Task brief: Wherever a line in the data below holds "like", copy that line.

Extracted data entries:
-.-.-
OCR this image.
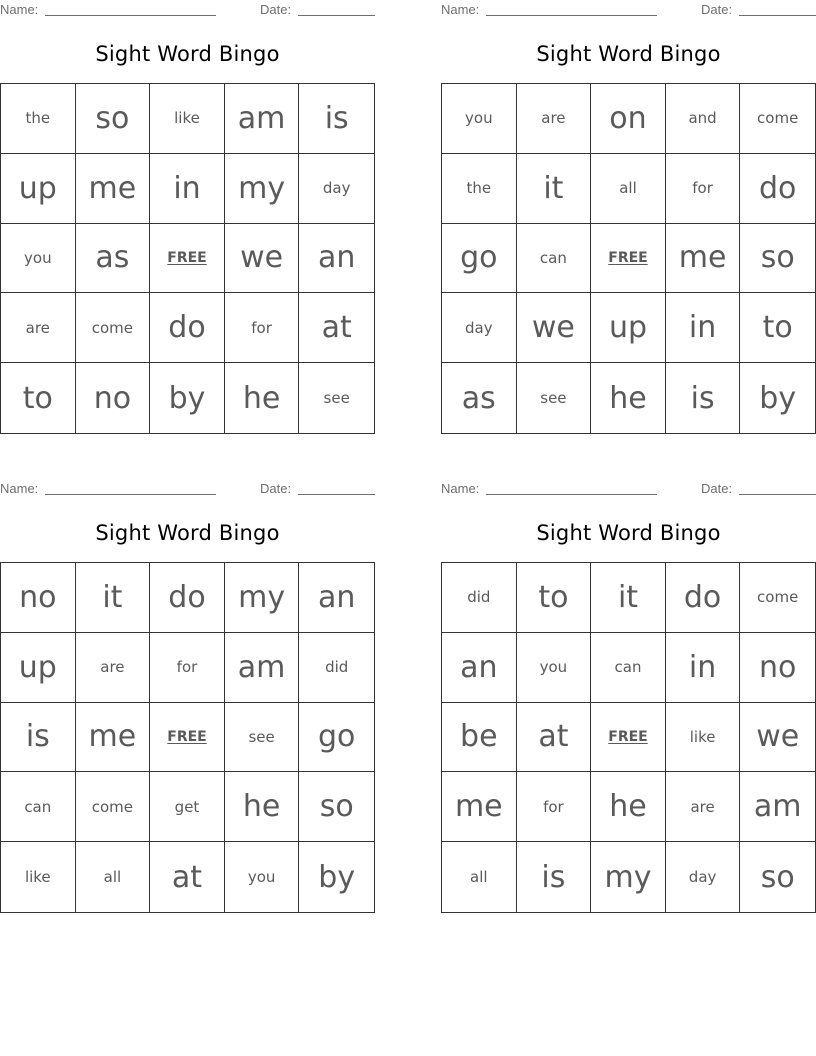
Name:	Date:
Sight Word Bingo
the	so	like	am	is
up	me	in	my	day
you	as	FREE	we	an
are	come	do	for	at
to	no	by	he	see
Name:	Date:
Sight Word Bingo
you	are	on	and	come
the	it	all	for	do
go	can	FREE	me	so
day	we	up	in	to
as	see	he	is	by
Name:	Date:
Sight Word Bingo
no	it	do	my	an
up	are	for	am	did
is	me	FREE	see	go
can	come	get	he	so
like	all	at	you	by
Name:	Date:
Sight Word Bingo
did	to	it	do	come
an	you	can	in	no
be	at	FREE	like	we
me	for	he	are	am
all	is	my	day	so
-.-.-
Correct response:
the	so	like	am	is
like	all	at	you	by
be	at	FREE	like	we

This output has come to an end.